+++ Data excerpts +++

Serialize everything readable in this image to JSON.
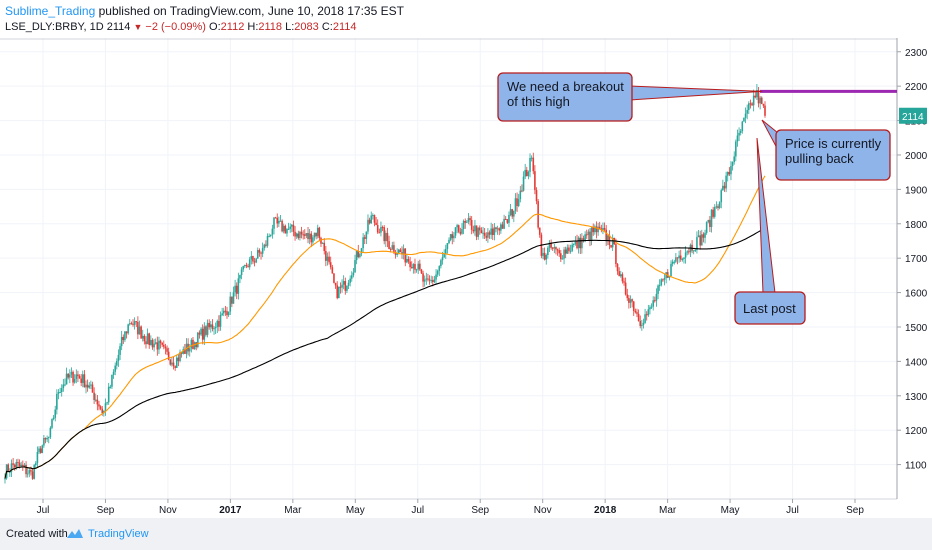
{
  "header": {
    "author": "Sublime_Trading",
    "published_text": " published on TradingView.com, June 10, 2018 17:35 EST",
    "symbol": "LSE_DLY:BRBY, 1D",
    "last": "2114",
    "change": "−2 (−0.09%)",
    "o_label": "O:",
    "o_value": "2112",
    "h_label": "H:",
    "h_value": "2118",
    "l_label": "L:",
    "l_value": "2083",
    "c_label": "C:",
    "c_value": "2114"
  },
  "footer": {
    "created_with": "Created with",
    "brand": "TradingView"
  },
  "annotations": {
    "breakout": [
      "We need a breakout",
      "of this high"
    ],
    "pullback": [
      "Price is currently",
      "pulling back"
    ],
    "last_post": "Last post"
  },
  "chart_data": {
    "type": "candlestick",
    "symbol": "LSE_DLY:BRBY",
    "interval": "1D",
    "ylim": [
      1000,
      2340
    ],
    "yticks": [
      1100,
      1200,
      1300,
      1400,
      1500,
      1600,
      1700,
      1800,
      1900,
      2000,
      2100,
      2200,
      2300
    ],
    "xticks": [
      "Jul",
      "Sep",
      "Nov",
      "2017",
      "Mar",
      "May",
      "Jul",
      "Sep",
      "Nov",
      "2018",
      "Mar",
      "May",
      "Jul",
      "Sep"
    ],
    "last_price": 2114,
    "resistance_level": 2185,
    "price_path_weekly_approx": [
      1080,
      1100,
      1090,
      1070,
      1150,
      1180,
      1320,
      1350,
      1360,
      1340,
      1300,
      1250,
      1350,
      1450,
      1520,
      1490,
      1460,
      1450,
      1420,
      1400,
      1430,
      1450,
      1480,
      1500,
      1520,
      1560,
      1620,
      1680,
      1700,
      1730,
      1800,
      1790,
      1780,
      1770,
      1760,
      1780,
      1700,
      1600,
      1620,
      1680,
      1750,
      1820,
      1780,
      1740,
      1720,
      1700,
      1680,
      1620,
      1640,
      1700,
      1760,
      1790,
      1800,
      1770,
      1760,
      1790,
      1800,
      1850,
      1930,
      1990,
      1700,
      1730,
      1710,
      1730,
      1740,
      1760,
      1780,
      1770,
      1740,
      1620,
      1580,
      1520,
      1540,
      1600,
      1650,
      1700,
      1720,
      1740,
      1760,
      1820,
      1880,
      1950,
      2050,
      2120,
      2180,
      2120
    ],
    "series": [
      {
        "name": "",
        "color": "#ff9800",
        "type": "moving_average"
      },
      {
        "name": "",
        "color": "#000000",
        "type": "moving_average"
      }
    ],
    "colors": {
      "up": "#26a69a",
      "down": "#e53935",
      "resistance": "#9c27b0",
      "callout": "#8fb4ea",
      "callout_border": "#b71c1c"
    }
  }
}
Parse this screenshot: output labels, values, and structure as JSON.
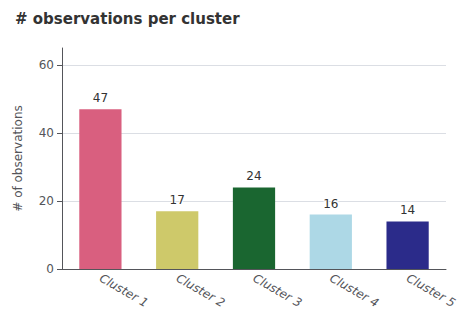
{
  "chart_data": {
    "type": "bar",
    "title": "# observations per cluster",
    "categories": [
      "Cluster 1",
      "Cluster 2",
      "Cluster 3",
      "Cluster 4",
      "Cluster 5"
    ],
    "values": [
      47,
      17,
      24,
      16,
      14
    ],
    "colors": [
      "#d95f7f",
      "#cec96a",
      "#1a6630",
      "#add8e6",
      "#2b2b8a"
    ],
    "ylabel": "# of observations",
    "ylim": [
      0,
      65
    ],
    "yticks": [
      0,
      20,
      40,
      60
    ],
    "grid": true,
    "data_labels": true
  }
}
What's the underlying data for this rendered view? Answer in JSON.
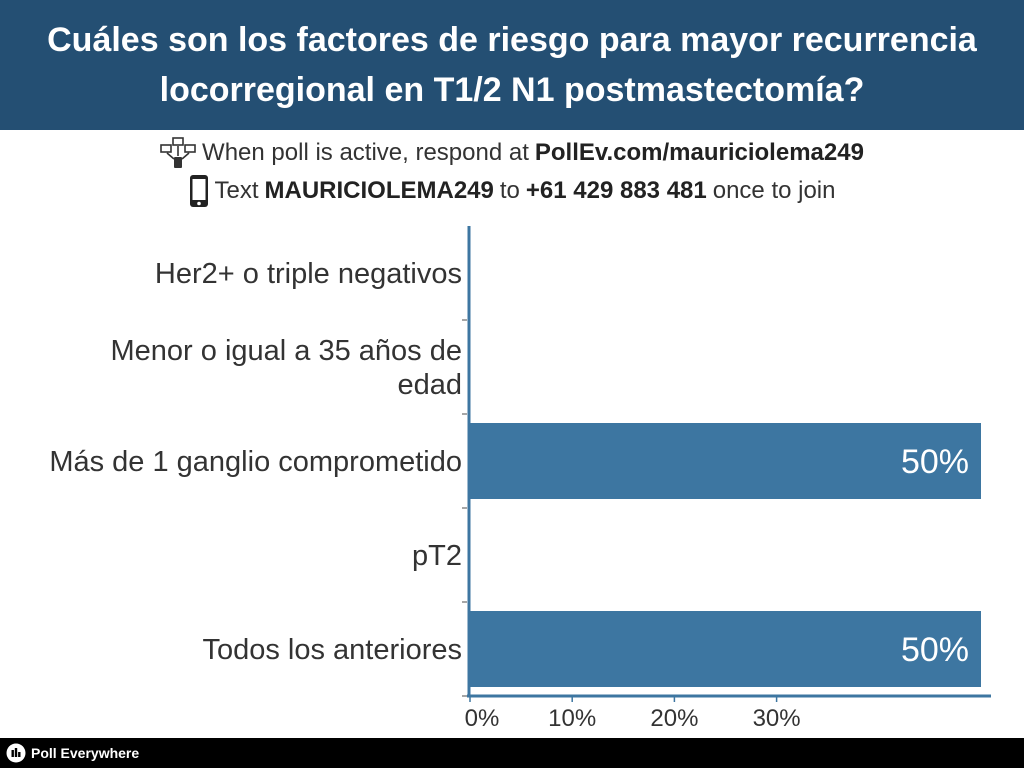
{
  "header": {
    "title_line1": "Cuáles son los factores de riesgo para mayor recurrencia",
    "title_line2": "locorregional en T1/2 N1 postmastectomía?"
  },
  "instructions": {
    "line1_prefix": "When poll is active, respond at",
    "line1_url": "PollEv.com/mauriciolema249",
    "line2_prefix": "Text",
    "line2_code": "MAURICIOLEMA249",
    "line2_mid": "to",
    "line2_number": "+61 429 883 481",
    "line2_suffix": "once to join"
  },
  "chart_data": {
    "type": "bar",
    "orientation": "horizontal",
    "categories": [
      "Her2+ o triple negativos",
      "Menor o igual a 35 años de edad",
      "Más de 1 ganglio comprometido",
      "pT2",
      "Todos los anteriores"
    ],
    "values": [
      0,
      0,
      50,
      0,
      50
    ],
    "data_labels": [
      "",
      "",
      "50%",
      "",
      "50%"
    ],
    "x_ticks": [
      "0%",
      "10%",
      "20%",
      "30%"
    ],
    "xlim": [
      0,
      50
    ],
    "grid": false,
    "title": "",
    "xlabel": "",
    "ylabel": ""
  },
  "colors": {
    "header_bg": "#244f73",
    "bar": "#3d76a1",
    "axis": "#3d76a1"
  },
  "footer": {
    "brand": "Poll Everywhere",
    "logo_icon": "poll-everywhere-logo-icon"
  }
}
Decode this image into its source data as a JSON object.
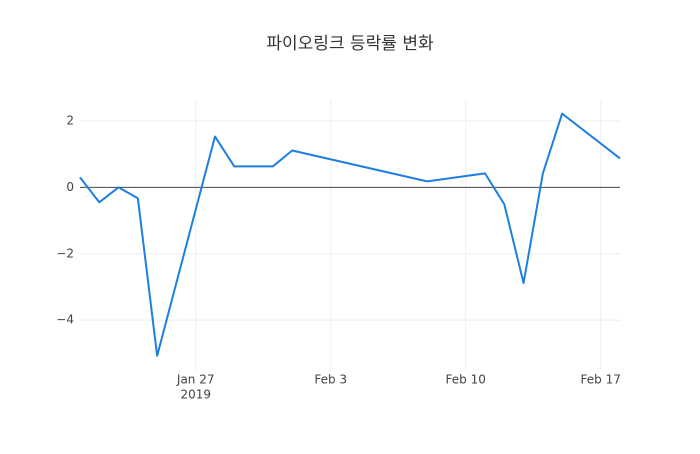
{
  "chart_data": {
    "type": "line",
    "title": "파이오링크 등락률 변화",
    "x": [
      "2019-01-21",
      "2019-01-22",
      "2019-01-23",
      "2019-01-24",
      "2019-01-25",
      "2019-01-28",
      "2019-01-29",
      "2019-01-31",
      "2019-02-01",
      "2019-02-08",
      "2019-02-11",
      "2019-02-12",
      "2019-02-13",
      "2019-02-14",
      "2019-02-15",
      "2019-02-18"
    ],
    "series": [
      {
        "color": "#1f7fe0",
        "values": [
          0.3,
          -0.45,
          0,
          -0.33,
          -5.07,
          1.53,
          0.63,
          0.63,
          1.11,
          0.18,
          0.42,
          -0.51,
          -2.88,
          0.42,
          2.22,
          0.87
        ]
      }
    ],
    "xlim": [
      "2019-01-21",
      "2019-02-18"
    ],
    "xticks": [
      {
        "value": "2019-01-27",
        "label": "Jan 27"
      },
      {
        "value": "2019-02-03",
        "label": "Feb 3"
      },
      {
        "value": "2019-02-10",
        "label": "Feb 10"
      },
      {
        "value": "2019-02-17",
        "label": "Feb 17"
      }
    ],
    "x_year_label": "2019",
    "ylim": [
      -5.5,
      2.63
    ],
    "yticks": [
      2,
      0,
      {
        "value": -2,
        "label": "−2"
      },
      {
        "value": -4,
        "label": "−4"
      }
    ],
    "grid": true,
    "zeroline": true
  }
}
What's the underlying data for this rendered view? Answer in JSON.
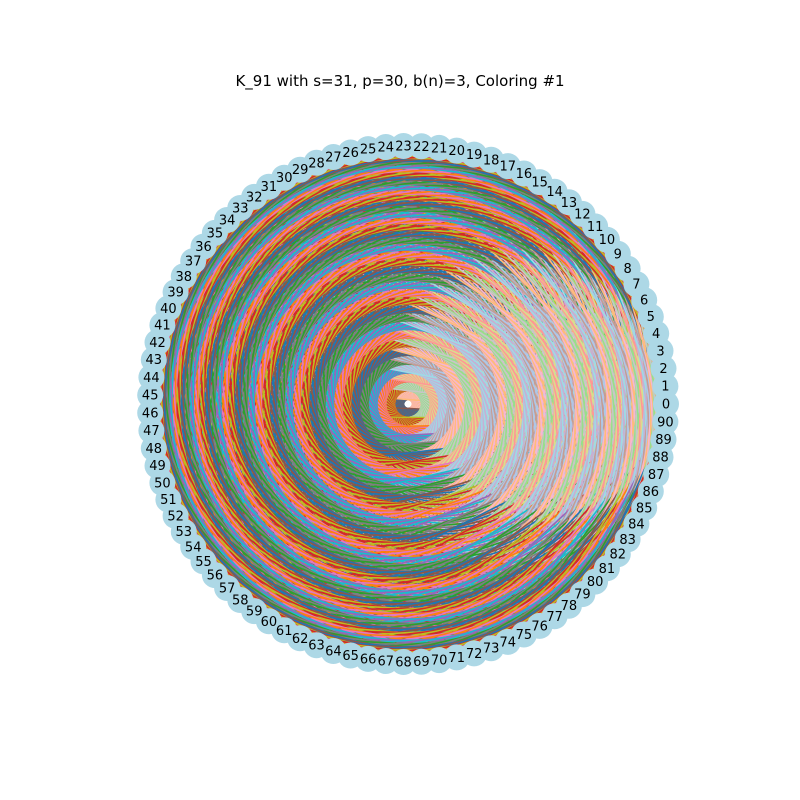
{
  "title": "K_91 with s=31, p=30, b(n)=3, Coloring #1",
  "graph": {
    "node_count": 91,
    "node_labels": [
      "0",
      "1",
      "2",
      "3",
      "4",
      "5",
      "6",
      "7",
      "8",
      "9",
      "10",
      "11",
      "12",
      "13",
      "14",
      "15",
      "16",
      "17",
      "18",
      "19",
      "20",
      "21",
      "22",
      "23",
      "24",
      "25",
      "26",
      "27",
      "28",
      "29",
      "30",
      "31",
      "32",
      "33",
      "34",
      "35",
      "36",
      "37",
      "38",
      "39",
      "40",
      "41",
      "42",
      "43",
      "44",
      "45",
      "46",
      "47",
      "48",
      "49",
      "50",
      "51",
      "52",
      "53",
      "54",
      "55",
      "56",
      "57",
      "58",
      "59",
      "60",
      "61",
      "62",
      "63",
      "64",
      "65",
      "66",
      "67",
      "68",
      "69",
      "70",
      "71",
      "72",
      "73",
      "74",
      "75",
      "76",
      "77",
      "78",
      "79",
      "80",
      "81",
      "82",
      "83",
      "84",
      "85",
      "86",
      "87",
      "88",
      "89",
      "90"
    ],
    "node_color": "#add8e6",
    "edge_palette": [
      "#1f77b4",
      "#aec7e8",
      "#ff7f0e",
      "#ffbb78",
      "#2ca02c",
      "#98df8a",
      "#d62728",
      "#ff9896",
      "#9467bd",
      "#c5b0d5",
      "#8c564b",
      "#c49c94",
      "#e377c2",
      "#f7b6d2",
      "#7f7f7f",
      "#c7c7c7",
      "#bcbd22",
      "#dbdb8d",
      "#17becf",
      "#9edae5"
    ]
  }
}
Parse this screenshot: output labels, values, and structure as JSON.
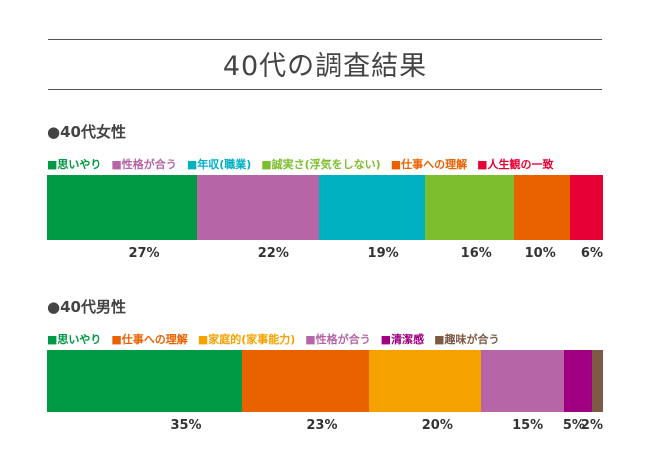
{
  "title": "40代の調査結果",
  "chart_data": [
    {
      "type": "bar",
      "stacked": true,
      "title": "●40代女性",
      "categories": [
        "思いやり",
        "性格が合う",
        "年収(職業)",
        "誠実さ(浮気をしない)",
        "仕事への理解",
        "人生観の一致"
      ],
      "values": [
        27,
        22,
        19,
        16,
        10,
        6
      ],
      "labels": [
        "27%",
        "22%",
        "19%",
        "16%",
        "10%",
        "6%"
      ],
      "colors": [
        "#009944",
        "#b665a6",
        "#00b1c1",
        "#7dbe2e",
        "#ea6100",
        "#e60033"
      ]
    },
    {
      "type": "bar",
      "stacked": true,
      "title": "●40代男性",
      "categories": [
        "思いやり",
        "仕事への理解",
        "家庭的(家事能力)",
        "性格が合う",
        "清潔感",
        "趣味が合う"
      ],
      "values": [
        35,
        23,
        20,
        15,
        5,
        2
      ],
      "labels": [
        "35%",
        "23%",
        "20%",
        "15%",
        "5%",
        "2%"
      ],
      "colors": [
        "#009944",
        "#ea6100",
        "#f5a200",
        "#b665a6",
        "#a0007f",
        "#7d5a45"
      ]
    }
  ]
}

+++

> Requirement
Check each line of the data above for the string "brand" and report only how many lines have it.

> Full answer
2